TASK
Every record must be transcribed in its entirety, apart from the images, which are to be omitted.

DATA EXTRACT
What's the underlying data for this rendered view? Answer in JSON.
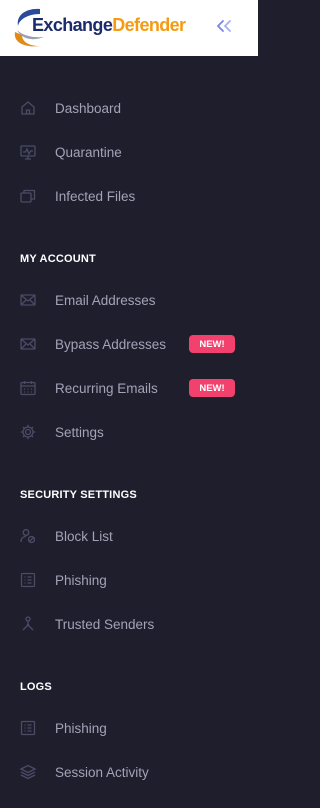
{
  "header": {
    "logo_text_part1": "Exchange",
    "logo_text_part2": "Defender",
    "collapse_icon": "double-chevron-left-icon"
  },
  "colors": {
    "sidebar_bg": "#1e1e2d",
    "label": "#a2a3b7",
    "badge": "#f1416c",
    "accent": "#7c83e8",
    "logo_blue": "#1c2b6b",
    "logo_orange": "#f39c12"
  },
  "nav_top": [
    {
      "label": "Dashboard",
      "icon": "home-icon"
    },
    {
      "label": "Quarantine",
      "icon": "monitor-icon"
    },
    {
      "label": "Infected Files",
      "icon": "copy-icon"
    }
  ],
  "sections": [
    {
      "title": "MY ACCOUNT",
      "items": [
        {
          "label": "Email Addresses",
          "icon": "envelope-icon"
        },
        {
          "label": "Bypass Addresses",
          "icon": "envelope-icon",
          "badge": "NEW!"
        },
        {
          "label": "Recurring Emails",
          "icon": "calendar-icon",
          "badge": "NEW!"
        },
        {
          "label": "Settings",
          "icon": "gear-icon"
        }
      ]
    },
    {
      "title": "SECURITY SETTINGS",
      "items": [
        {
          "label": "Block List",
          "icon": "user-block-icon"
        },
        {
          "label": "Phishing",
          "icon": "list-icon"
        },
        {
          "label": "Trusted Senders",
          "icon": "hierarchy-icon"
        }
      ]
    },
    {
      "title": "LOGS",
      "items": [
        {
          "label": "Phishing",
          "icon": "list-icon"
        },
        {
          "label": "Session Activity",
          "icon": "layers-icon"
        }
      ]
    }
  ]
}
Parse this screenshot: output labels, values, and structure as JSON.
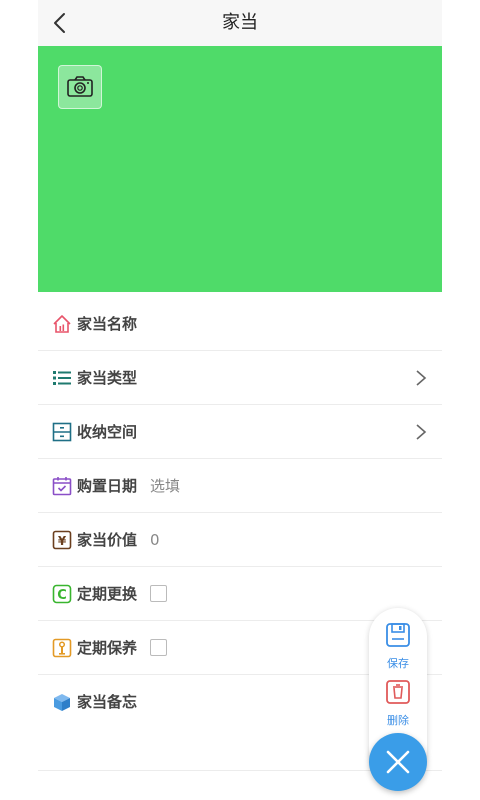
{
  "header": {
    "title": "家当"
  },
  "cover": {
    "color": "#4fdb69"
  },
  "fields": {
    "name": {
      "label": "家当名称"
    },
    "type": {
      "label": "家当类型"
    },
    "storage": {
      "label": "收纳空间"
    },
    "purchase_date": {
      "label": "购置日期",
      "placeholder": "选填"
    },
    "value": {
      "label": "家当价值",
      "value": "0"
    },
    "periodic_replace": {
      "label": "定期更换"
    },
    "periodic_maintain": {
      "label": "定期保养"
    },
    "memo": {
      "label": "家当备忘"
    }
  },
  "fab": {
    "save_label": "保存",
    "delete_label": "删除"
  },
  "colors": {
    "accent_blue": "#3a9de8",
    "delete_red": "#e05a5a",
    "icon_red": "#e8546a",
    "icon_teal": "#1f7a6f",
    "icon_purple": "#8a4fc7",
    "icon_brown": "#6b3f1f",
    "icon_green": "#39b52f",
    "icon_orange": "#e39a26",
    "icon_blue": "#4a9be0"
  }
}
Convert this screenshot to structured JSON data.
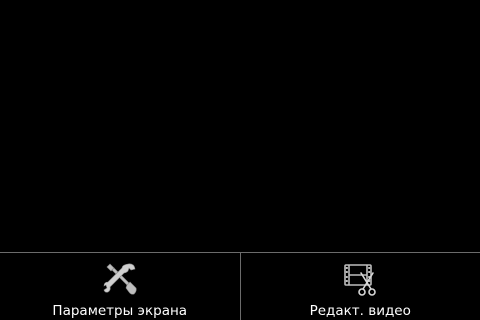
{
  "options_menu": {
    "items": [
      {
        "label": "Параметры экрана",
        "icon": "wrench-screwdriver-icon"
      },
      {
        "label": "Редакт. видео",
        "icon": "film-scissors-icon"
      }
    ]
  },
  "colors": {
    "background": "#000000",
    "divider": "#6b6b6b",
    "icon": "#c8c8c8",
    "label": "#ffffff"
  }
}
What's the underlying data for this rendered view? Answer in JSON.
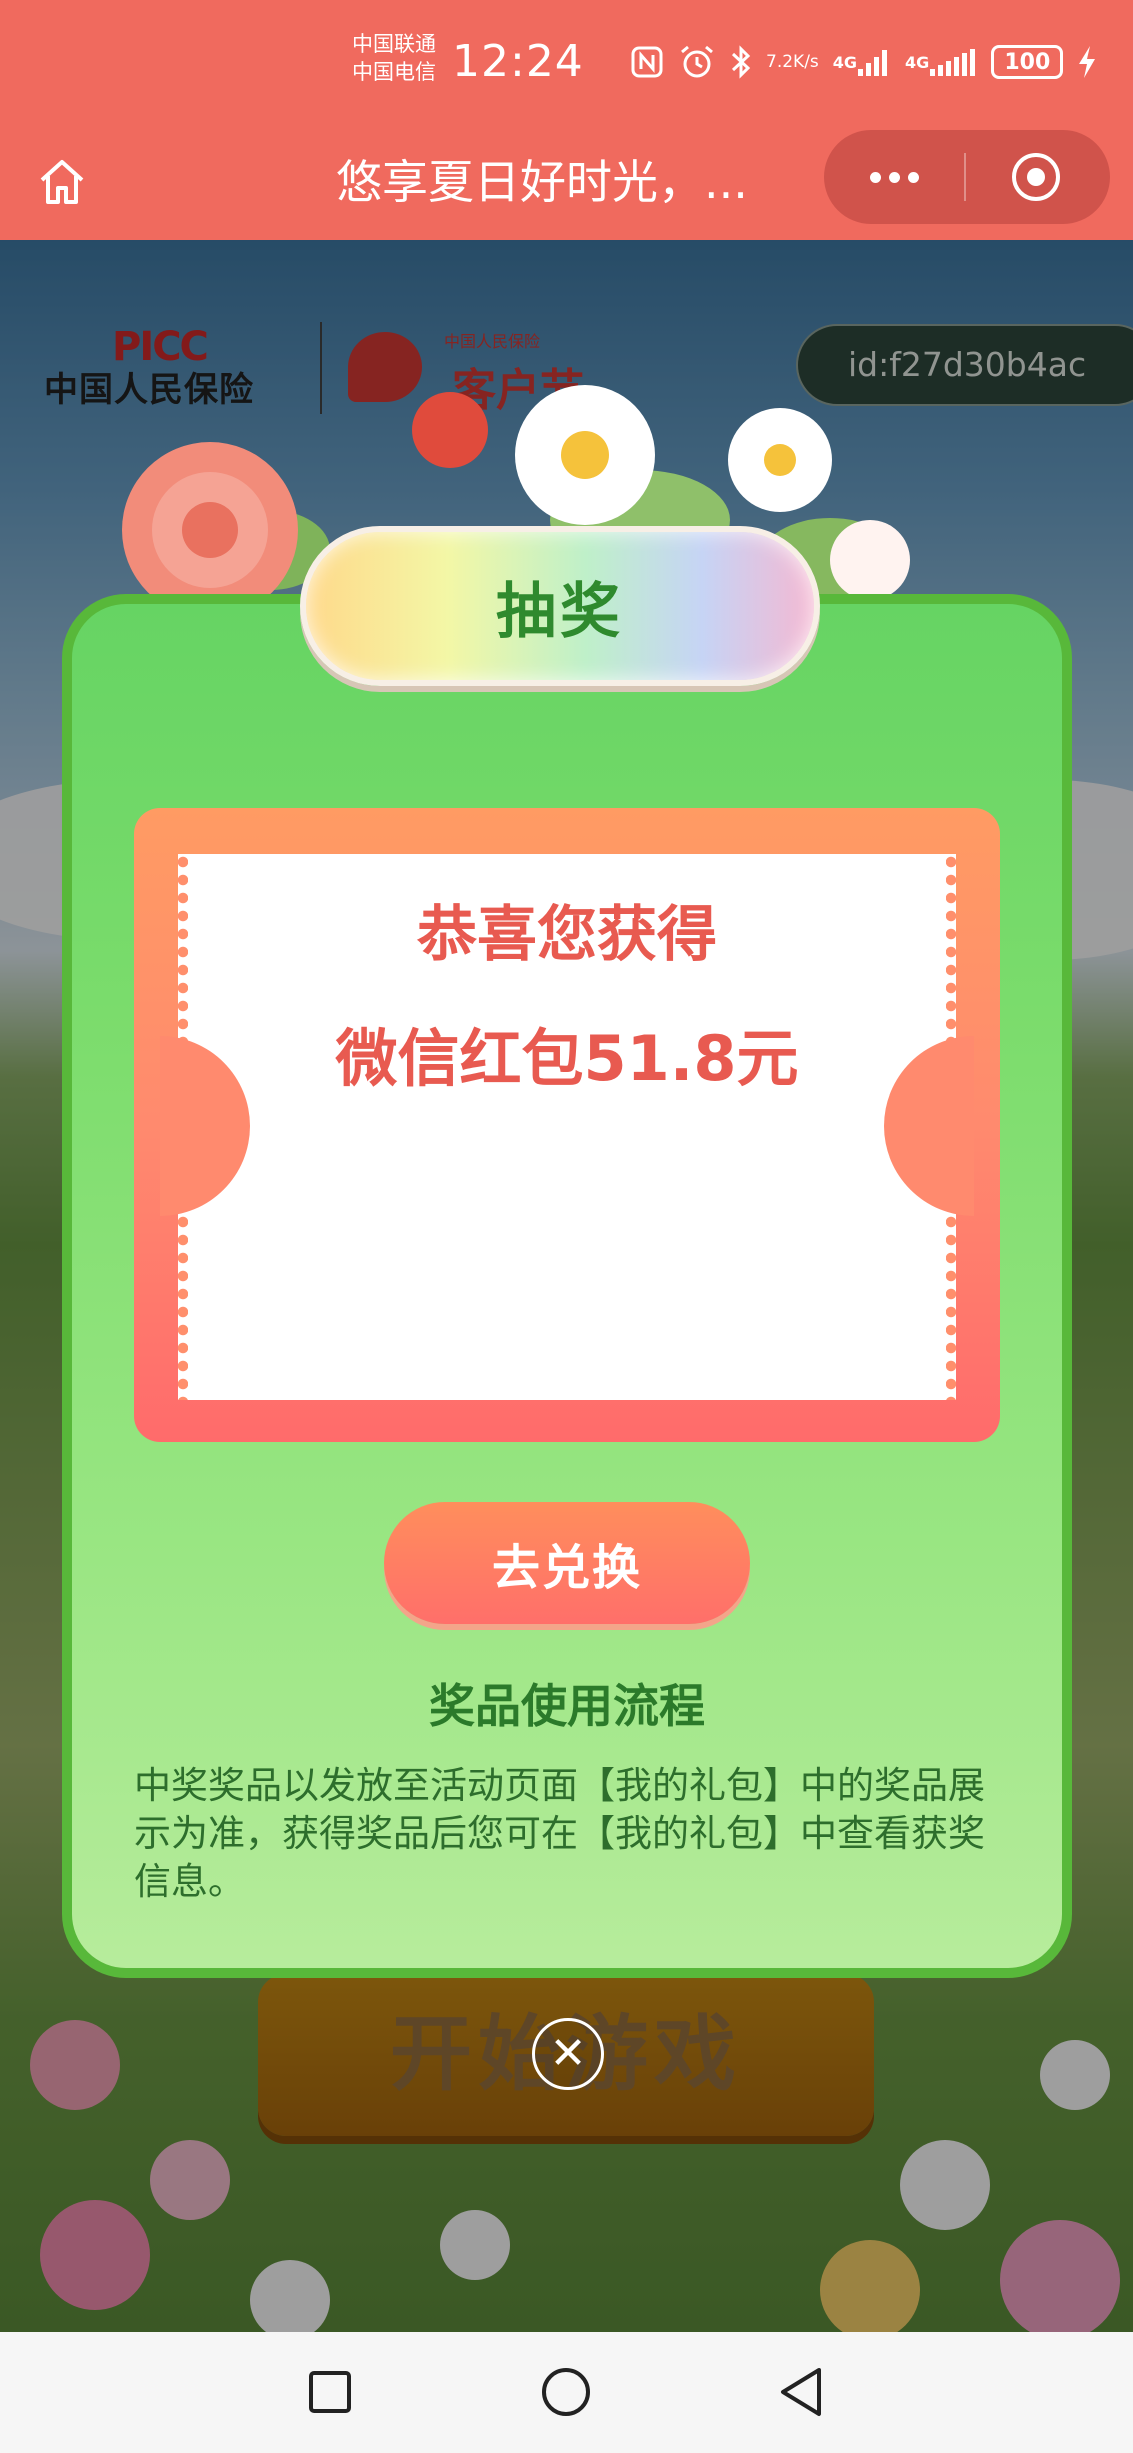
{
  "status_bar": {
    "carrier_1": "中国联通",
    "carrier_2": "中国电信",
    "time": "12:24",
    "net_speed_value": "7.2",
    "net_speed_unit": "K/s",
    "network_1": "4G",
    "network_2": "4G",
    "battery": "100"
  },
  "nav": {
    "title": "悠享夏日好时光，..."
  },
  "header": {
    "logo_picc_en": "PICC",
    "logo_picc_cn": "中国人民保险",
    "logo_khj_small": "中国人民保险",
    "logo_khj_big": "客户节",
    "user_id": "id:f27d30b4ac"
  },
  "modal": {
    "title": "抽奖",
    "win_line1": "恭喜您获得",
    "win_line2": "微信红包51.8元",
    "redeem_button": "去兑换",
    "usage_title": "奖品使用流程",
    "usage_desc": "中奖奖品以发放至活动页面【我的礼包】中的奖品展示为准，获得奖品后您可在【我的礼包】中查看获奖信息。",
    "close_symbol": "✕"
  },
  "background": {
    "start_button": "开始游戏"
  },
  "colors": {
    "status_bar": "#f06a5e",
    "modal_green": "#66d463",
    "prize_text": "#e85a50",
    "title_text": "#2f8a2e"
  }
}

TASK OUTPUT
What's the underlying data for this rendered view? Answer in JSON.
{
  "header": {
    "logo_text_part1": "Exchange",
    "logo_text_part2": "Defender",
    "collapse_icon": "double-chevron-left-icon"
  },
  "colors": {
    "sidebar_bg": "#1e1e2d",
    "label": "#a2a3b7",
    "badge": "#f1416c",
    "accent": "#7c83e8",
    "logo_blue": "#1c2b6b",
    "logo_orange": "#f39c12"
  },
  "nav_top": [
    {
      "label": "Dashboard",
      "icon": "home-icon"
    },
    {
      "label": "Quarantine",
      "icon": "monitor-icon"
    },
    {
      "label": "Infected Files",
      "icon": "copy-icon"
    }
  ],
  "sections": [
    {
      "title": "MY ACCOUNT",
      "items": [
        {
          "label": "Email Addresses",
          "icon": "envelope-icon"
        },
        {
          "label": "Bypass Addresses",
          "icon": "envelope-icon",
          "badge": "NEW!"
        },
        {
          "label": "Recurring Emails",
          "icon": "calendar-icon",
          "badge": "NEW!"
        },
        {
          "label": "Settings",
          "icon": "gear-icon"
        }
      ]
    },
    {
      "title": "SECURITY SETTINGS",
      "items": [
        {
          "label": "Block List",
          "icon": "user-block-icon"
        },
        {
          "label": "Phishing",
          "icon": "list-icon"
        },
        {
          "label": "Trusted Senders",
          "icon": "hierarchy-icon"
        }
      ]
    },
    {
      "title": "LOGS",
      "items": [
        {
          "label": "Phishing",
          "icon": "list-icon"
        },
        {
          "label": "Session Activity",
          "icon": "layers-icon"
        }
      ]
    }
  ]
}
Parse this screenshot: output labels, values, and structure as JSON.
{
  "header": {
    "title": "家当"
  },
  "cover": {
    "color": "#4fdb69"
  },
  "fields": {
    "name": {
      "label": "家当名称"
    },
    "type": {
      "label": "家当类型"
    },
    "storage": {
      "label": "收纳空间"
    },
    "purchase_date": {
      "label": "购置日期",
      "placeholder": "选填"
    },
    "value": {
      "label": "家当价值",
      "value": "0"
    },
    "periodic_replace": {
      "label": "定期更换"
    },
    "periodic_maintain": {
      "label": "定期保养"
    },
    "memo": {
      "label": "家当备忘"
    }
  },
  "fab": {
    "save_label": "保存",
    "delete_label": "删除"
  },
  "colors": {
    "accent_blue": "#3a9de8",
    "delete_red": "#e05a5a",
    "icon_red": "#e8546a",
    "icon_teal": "#1f7a6f",
    "icon_purple": "#8a4fc7",
    "icon_brown": "#6b3f1f",
    "icon_green": "#39b52f",
    "icon_orange": "#e39a26",
    "icon_blue": "#4a9be0"
  }
}
Convert this screenshot to structured JSON data.
{
  "options_menu": {
    "items": [
      {
        "label": "Параметры экрана",
        "icon": "wrench-screwdriver-icon"
      },
      {
        "label": "Редакт. видео",
        "icon": "film-scissors-icon"
      }
    ]
  },
  "colors": {
    "background": "#000000",
    "divider": "#6b6b6b",
    "icon": "#c8c8c8",
    "label": "#ffffff"
  }
}
What's the underlying data for this rendered view? Answer in JSON.
{
  "status_bar": {
    "carrier_1": "中国联通",
    "carrier_2": "中国电信",
    "time": "12:24",
    "net_speed_value": "7.2",
    "net_speed_unit": "K/s",
    "network_1": "4G",
    "network_2": "4G",
    "battery": "100"
  },
  "nav": {
    "title": "悠享夏日好时光，..."
  },
  "header": {
    "logo_picc_en": "PICC",
    "logo_picc_cn": "中国人民保险",
    "logo_khj_small": "中国人民保险",
    "logo_khj_big": "客户节",
    "user_id": "id:f27d30b4ac"
  },
  "modal": {
    "title": "抽奖",
    "win_line1": "恭喜您获得",
    "win_line2": "微信红包51.8元",
    "redeem_button": "去兑换",
    "usage_title": "奖品使用流程",
    "usage_desc": "中奖奖品以发放至活动页面【我的礼包】中的奖品展示为准，获得奖品后您可在【我的礼包】中查看获奖信息。",
    "close_symbol": "✕"
  },
  "background": {
    "start_button": "开始游戏"
  },
  "colors": {
    "status_bar": "#f06a5e",
    "modal_green": "#66d463",
    "prize_text": "#e85a50",
    "title_text": "#2f8a2e"
  }
}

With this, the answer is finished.